PAGE:
◇ ◇ ◇ ◇

A good approximation is that, for a given point in the vicinity of an aircraft taking off, the noise experienced by a stationary observer is a function of the distance from the source; the source sound intensity, which is in turn a function of the aircraft’s thrust setting; and the air’s coefficient of absorption. However, in reality, there are many other factors which affect the overall level of sound transmission such as climb angle and surrounding vegetation and/or buildings.

Methods for reducing the exposure to noise pollution include the Noise Abatement Departure Procedures (NADPs) published by the International Civil Aviation Organisation, the ICAO [10]. For example, procedures exist for reducing exposure closer to and farther away from the airport, respectively, by changing thrust levels, acceleration profiles, and climb angles appropriately [11].

In this study, however, the thrust level and the historical climb angle are—post-optimisation—assumed to be constant, whilst the future climb angles change with air density. Work to understand the effects of climate change on more complex take-off procedures, as well as the economic impacts of climate change on take-off fuel usage, is ongoing.

Previously documented comprehensive or ‘consolidated’ tools for conducting quantitative studies of airport noise—i.e., involving the explicit calculation of noise propagation and resulting contours—include those from the following:

1.

The UK Civil Aviation Authority; Aircraft Noise Contour (‘ANCON’) Model [12].

2.

The USA Federal Aviation Administration:

(a)

The Integrated Noise Model, ‘INM’ [13].

(b)

The Aviation Environmental Design Tool, AEDT, [14].

3.

The European Organisation for the Safety of Air Navigation (EUROCONTROL)’s Integrated Aircraft Noise and Emissions Modelling Platform, or ‘IMPACT’ [15].

In addition to these consolidated tools, there is rich literature studying aircraft noise impacts. This ranges from comparisons of simple noise models and their associativity with environmental impact analyses [16], to studies examining passenger and flight number growth [17] and comparisons of various methods of obtaining thrust values—and hence noise spectra—from the rate of the rotation of the engine [18]. An expansive review is beyond the scope of this study, however.

The present study differs from these tools in that its purpose is to present initial analysis from a new, free, and open-source software tool—available at https://github.com/jonnyhtw/noyse (accessed on 28 August 2025)—and encourage future development and research work with it. It uses projected (future) temperature and pressure data from a previous take-off performance study [1] to quantify potential changes in climb angle and hence impacts on local populations. In this initial, idealised study, we do not consider changes to fleet, engine type, or thrust, therefore isolating the effects which may be expected from climate change. These assumptions could be lifted in follow-up studies, however.

◇ ◇ ◇ ◇

SHORT EXERCISE 1:
Using the take-off noise passage, answer the questions below.
(a) Which organization publishes the Noise Abatement Departure Procedures?
(b) Which body is responsible for the Aircraft Noise Contour (ANCON) Model?
(c) Which two quantities does the study assume are constant after optimization?
SHORT EXERCISE 2: Return everything in the take-off noise passage from "In this study, however, the" down to "usage, is ongoing.".
SHORT EXERCISE 3: Resume the take-off noise passage after its last sentence.
The records after this point are not needed.

◇ ◇ ◇ ◇

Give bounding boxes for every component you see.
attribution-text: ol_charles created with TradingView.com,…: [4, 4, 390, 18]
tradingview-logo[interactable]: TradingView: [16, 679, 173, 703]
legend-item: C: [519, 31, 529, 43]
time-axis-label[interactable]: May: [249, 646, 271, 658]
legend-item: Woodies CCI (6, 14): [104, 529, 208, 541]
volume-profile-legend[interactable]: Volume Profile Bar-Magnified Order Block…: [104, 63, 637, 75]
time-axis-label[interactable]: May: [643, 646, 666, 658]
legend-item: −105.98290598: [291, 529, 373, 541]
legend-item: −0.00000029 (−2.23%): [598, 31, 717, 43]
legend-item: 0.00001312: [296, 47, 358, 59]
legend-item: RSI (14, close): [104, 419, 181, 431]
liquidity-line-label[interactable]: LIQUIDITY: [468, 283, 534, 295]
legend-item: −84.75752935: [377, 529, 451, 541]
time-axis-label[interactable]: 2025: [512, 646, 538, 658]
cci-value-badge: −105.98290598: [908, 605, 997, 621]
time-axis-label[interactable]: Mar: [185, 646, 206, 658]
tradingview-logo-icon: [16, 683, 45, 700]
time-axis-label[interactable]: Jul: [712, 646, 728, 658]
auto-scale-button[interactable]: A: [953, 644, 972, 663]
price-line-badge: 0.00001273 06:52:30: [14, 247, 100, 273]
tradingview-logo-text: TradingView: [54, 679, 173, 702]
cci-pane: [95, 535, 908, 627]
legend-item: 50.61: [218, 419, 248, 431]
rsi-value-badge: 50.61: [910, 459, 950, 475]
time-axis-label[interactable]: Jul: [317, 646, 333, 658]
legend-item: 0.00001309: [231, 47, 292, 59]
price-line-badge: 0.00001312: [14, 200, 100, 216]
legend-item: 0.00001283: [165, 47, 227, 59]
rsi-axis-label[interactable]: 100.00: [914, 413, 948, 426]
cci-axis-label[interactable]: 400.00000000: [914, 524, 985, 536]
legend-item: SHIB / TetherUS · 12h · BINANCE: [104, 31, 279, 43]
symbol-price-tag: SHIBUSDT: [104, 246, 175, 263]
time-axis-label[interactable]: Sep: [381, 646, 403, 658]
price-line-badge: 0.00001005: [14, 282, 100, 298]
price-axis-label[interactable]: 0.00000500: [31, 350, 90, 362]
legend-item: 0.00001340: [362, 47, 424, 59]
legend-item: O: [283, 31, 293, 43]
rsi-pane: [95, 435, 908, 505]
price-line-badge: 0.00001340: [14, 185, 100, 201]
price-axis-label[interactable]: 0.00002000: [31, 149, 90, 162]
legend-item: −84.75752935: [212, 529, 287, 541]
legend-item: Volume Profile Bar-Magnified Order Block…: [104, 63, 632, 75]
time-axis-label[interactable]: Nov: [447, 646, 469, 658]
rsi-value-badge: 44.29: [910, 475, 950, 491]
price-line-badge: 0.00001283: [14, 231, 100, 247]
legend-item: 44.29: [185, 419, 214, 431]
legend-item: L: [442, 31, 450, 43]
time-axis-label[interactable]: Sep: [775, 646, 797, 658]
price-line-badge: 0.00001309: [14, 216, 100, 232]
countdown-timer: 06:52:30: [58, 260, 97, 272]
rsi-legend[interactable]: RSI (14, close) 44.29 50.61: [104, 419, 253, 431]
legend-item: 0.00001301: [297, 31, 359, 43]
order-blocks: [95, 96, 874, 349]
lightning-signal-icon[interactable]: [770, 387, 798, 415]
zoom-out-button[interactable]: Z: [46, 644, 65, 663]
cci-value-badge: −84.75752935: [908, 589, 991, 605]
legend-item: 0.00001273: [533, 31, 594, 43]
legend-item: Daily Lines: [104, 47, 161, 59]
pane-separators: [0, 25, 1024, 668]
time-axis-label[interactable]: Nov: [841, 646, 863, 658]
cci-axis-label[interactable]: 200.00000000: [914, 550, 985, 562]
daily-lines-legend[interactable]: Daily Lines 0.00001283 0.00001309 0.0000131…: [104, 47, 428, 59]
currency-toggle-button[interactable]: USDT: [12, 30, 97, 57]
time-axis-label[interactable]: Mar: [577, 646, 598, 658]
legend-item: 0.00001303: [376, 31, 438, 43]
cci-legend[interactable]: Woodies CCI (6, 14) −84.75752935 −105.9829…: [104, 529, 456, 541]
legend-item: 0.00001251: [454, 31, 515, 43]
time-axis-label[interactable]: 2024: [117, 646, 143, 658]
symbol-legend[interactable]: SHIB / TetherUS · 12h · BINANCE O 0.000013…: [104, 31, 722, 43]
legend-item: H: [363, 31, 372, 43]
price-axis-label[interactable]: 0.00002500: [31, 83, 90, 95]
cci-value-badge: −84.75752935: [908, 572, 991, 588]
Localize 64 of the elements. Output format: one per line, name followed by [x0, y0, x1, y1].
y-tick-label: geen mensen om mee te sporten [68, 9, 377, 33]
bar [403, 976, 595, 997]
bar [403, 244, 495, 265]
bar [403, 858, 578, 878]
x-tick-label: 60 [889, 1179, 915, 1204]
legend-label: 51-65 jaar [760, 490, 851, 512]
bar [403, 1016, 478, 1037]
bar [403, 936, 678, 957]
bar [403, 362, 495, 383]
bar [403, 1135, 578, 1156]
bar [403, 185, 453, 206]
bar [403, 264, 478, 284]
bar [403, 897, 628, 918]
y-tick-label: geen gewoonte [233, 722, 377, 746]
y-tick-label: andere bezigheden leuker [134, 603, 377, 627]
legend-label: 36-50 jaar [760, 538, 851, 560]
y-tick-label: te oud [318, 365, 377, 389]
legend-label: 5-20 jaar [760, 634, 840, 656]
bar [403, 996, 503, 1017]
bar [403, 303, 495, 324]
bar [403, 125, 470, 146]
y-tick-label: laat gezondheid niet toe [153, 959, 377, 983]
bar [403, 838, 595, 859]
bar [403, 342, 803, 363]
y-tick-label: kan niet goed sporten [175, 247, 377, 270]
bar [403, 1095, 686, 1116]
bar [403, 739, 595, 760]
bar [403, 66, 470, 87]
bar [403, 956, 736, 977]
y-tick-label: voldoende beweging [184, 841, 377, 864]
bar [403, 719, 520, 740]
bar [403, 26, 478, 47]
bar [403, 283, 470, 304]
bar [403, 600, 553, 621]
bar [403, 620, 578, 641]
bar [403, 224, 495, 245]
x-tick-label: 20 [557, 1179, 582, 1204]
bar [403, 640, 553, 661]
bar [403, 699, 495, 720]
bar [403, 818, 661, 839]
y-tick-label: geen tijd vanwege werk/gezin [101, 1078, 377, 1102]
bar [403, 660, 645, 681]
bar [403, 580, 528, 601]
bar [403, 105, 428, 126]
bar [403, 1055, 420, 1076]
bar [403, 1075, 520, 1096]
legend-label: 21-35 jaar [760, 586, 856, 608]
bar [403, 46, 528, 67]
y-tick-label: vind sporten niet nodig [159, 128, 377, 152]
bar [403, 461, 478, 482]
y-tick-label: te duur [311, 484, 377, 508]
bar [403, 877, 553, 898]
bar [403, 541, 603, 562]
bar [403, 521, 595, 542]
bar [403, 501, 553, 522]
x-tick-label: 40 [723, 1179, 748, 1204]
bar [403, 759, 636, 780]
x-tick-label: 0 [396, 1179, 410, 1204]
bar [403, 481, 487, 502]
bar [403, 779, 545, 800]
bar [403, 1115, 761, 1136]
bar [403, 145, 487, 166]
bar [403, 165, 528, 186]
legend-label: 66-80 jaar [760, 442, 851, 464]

◇ ◇ ◇ ◇

TASK OUTPUT 1:
(a) The International Civil Aviation Organisation (ICAO).
(b) The UK Civil Aviation Authority.
(c) The thrust level and the historical climb angle.

TASK OUTPUT 2:
In this study, however, the thrust level and the historical climb angle are—post-optimisation—assumed to be constant, whilst the future climb angles change with air density. Work to understand the effects of climate change on more complex take-off procedures, as well as the economic impacts of climate change on take-off fuel usage, is ongoing.

TASK OUTPUT 3:
Many of the metrics presented below do not explicitly rely on the ability of the model to reproduce the precise shape of the decibel contours around the airports in question. However, motivated by the previous take-off performance study, we have developed a spatially resolved methodology which not only can show plausible ‘emulated’ contours for the airports in question, but could also be straightforwardly extended to arbitrary sites.

Emulation techniques are widely used in modelling studies of climate-relevant parameters and tools. For example, the FAMOUS climate model [19] simulates (synonymous with ‘emulates’ in this context) the 3D climate response of the higher-resolution HadCM3 model [20], meaning that it can produce results faster. In essence, it largely uses another model as its ‘ground truth’ target.

Another example of emulation is the use of statistical techniques which use large ensembles of climate model results to explore parts of parameter space which are not explicitly resolved in the individual model results themselves. The interested reader is referred to the review article of Castruccio et al. [21] for further information.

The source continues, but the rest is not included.